Short exercise → Provide an exact copy of the data, excluding the images.

(Records excerpted from a collection)
%%

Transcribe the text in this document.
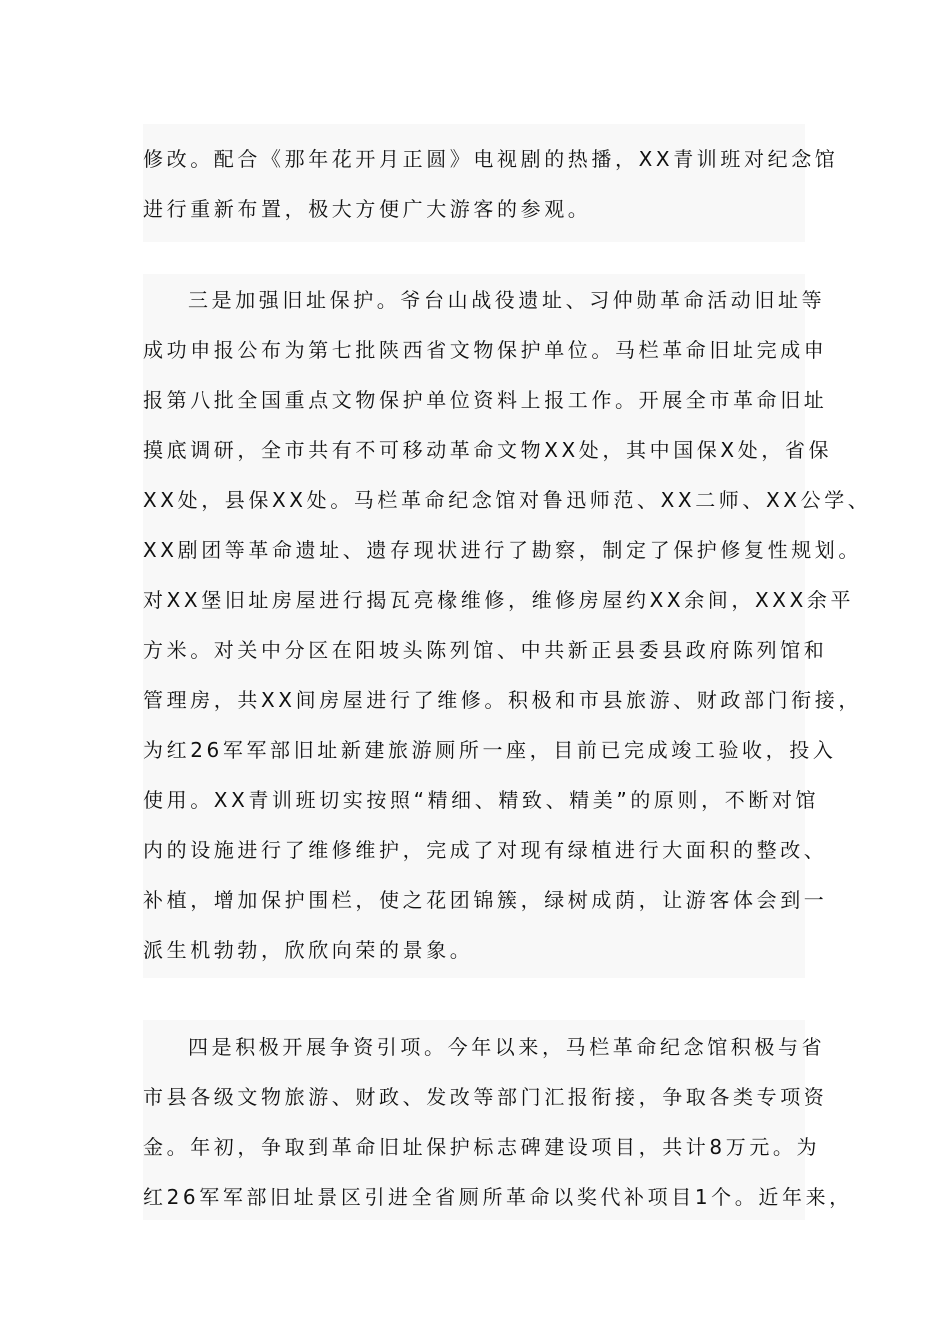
修改。配合《那年花开月正圆》电视剧的热播，XX青训班对纪念馆
进行重新布置，极大方便广大游客的参观。
三是加强旧址保护。爷台山战役遗址、习仲勋革命活动旧址等
成功申报公布为第七批陕西省文物保护单位。马栏革命旧址完成申
报第八批全国重点文物保护单位资料上报工作。开展全市革命旧址
摸底调研，全市共有不可移动革命文物XX处，其中国保X处，省保
XX处，县保XX处。马栏革命纪念馆对鲁迅师范、XX二师、XX公学、
XX剧团等革命遗址、遗存现状进行了勘察，制定了保护修复性规划。
对XX堡旧址房屋进行揭瓦亮椽维修，维修房屋约XX余间，XXX余平
方米。对关中分区在阳坡头陈列馆、中共新正县委县政府陈列馆和
管理房，共XX间房屋进行了维修。积极和市县旅游、财政部门衔接，
为红26军军部旧址新建旅游厕所一座，目前已完成竣工验收，投入
使用。XX青训班切实按照“精细、精致、精美”的原则，不断对馆
内的设施进行了维修维护，完成了对现有绿植进行大面积的整改、
补植，增加保护围栏，使之花团锦簇，绿树成荫，让游客体会到一
派生机勃勃，欣欣向荣的景象。
四是积极开展争资引项。今年以来，马栏革命纪念馆积极与省
市县各级文物旅游、财政、发改等部门汇报衔接，争取各类专项资
金。年初，争取到革命旧址保护标志碑建设项目，共计8万元。为
红26军军部旧址景区引进全省厕所革命以奖代补项目1个。近年来，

%%

Response to the task →
Transcribe the text in this document.
修改。配合《那年花开月正圆》电视剧的热播，XX青训班对纪念馆
进行重新布置，极大方便广大游客的参观。
三是加强旧址保护。爷台山战役遗址、习仲勋革命活动旧址等
成功申报公布为第七批陕西省文物保护单位。马栏革命旧址完成申
报第八批全国重点文物保护单位资料上报工作。开展全市革命旧址
摸底调研，全市共有不可移动革命文物XX处，其中国保X处，省保
XX处，县保XX处。马栏革命纪念馆对鲁迅师范、XX二师、XX公学、
XX剧团等革命遗址、遗存现状进行了勘察，制定了保护修复性规划。
对XX堡旧址房屋进行揭瓦亮椽维修，维修房屋约XX余间，XXX余平
方米。对关中分区在阳坡头陈列馆、中共新正县委县政府陈列馆和
管理房，共XX间房屋进行了维修。积极和市县旅游、财政部门衔接，
为红26军军部旧址新建旅游厕所一座，目前已完成竣工验收，投入
使用。XX青训班切实按照“精细、精致、精美”的原则，不断对馆
内的设施进行了维修维护，完成了对现有绿植进行大面积的整改、
补植，增加保护围栏，使之花团锦簇，绿树成荫，让游客体会到一
派生机勃勃，欣欣向荣的景象。
四是积极开展争资引项。今年以来，马栏革命纪念馆积极与省
市县各级文物旅游、财政、发改等部门汇报衔接，争取各类专项资
金。年初，争取到革命旧址保护标志碑建设项目，共计8万元。为
红26军军部旧址景区引进全省厕所革命以奖代补项目1个。近年来，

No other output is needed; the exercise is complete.